--- begin Input rows ---

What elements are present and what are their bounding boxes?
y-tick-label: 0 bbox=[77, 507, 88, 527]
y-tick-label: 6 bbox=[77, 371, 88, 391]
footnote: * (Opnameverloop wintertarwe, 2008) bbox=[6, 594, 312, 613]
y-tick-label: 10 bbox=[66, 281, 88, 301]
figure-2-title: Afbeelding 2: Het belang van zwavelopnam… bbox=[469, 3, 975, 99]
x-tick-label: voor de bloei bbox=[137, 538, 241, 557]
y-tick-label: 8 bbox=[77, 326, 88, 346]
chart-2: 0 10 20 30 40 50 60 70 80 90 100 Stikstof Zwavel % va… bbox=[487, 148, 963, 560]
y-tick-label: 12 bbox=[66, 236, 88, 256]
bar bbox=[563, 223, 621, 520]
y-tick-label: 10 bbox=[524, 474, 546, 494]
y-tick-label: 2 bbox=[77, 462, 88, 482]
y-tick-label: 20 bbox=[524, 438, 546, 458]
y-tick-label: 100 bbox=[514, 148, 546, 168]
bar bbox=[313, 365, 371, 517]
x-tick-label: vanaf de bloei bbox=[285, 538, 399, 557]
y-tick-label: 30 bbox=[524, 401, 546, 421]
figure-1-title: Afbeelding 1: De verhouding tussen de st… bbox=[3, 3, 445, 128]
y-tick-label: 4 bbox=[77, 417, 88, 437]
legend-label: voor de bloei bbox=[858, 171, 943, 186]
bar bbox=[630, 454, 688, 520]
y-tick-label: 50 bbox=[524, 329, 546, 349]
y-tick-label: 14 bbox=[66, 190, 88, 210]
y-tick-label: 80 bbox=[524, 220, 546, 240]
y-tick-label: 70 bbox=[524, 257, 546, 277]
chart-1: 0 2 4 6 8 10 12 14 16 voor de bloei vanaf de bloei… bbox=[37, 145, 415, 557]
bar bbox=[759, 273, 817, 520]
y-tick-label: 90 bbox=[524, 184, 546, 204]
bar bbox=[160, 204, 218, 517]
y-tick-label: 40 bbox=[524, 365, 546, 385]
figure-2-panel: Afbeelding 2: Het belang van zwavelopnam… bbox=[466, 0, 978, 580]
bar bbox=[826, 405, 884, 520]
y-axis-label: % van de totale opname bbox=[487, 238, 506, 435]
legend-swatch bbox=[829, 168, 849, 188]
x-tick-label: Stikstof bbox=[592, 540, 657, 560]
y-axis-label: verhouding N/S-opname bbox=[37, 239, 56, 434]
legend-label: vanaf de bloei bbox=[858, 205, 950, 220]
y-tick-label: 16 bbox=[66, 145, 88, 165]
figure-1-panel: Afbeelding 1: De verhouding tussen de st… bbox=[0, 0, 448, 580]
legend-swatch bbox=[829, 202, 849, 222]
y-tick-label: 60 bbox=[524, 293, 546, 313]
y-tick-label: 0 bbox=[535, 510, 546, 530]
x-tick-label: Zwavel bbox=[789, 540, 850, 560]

--- end Input rows ---

- [Task to complete]: Copy every line of the records above without changing a single character.

- [Complete response]:
What elements are present and what are their bounding boxes?
y-tick-label: 0 bbox=[77, 507, 88, 527]
y-tick-label: 6 bbox=[77, 371, 88, 391]
footnote: * (Opnameverloop wintertarwe, 2008) bbox=[6, 594, 312, 613]
y-tick-label: 10 bbox=[66, 281, 88, 301]
figure-2-title: Afbeelding 2: Het belang van zwavelopnam… bbox=[469, 3, 975, 99]
x-tick-label: voor de bloei bbox=[137, 538, 241, 557]
y-tick-label: 8 bbox=[77, 326, 88, 346]
chart-2: 0 10 20 30 40 50 60 70 80 90 100 Stikstof Zwavel % va… bbox=[487, 148, 963, 560]
y-tick-label: 12 bbox=[66, 236, 88, 256]
bar bbox=[563, 223, 621, 520]
y-tick-label: 10 bbox=[524, 474, 546, 494]
y-tick-label: 2 bbox=[77, 462, 88, 482]
y-tick-label: 20 bbox=[524, 438, 546, 458]
y-tick-label: 100 bbox=[514, 148, 546, 168]
bar bbox=[313, 365, 371, 517]
x-tick-label: vanaf de bloei bbox=[285, 538, 399, 557]
y-tick-label: 30 bbox=[524, 401, 546, 421]
figure-1-title: Afbeelding 1: De verhouding tussen de st… bbox=[3, 3, 445, 128]
y-tick-label: 4 bbox=[77, 417, 88, 437]
legend-label: voor de bloei bbox=[858, 171, 943, 186]
bar bbox=[630, 454, 688, 520]
y-tick-label: 50 bbox=[524, 329, 546, 349]
y-tick-label: 14 bbox=[66, 190, 88, 210]
y-tick-label: 80 bbox=[524, 220, 546, 240]
y-tick-label: 70 bbox=[524, 257, 546, 277]
chart-1: 0 2 4 6 8 10 12 14 16 voor de bloei vanaf de bloei… bbox=[37, 145, 415, 557]
bar bbox=[759, 273, 817, 520]
y-tick-label: 90 bbox=[524, 184, 546, 204]
bar bbox=[160, 204, 218, 517]
y-tick-label: 40 bbox=[524, 365, 546, 385]
figure-2-panel: Afbeelding 2: Het belang van zwavelopnam… bbox=[466, 0, 978, 580]
bar bbox=[826, 405, 884, 520]
y-axis-label: % van de totale opname bbox=[487, 238, 506, 435]
legend-swatch bbox=[829, 168, 849, 188]
x-tick-label: Stikstof bbox=[592, 540, 657, 560]
y-axis-label: verhouding N/S-opname bbox=[37, 239, 56, 434]
legend-label: vanaf de bloei bbox=[858, 205, 950, 220]
y-tick-label: 16 bbox=[66, 145, 88, 165]
figure-1-panel: Afbeelding 1: De verhouding tussen de st… bbox=[0, 0, 448, 580]
legend-swatch bbox=[829, 202, 849, 222]
y-tick-label: 60 bbox=[524, 293, 546, 313]
y-tick-label: 0 bbox=[535, 510, 546, 530]
x-tick-label: Zwavel bbox=[789, 540, 850, 560]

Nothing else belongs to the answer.